__Set problem__.
The entries below are to be repeated exactly as they stand.

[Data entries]
----

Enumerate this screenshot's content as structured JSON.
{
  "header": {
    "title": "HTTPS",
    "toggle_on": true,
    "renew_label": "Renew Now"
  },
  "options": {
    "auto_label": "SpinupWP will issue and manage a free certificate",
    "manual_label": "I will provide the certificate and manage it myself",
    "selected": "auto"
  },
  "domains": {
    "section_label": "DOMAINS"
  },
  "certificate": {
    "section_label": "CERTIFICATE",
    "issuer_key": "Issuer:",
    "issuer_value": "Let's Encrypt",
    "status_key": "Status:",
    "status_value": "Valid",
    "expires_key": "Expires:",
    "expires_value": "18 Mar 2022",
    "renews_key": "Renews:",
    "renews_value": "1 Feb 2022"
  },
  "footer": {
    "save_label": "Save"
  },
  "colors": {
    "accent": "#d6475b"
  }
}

----

__Solution to this task__.
Enumerate this screenshot's content as structured JSON.
{
  "header": {
    "title": "HTTPS",
    "toggle_on": true,
    "renew_label": "Renew Now"
  },
  "options": {
    "auto_label": "SpinupWP will issue and manage a free certificate",
    "manual_label": "I will provide the certificate and manage it myself",
    "selected": "auto"
  },
  "domains": {
    "section_label": "DOMAINS"
  },
  "certificate": {
    "section_label": "CERTIFICATE",
    "issuer_key": "Issuer:",
    "issuer_value": "Let's Encrypt",
    "status_key": "Status:",
    "status_value": "Valid",
    "expires_key": "Expires:",
    "expires_value": "18 Mar 2022",
    "renews_key": "Renews:",
    "renews_value": "1 Feb 2022"
  },
  "footer": {
    "save_label": "Save"
  },
  "colors": {
    "accent": "#d6475b"
  }
}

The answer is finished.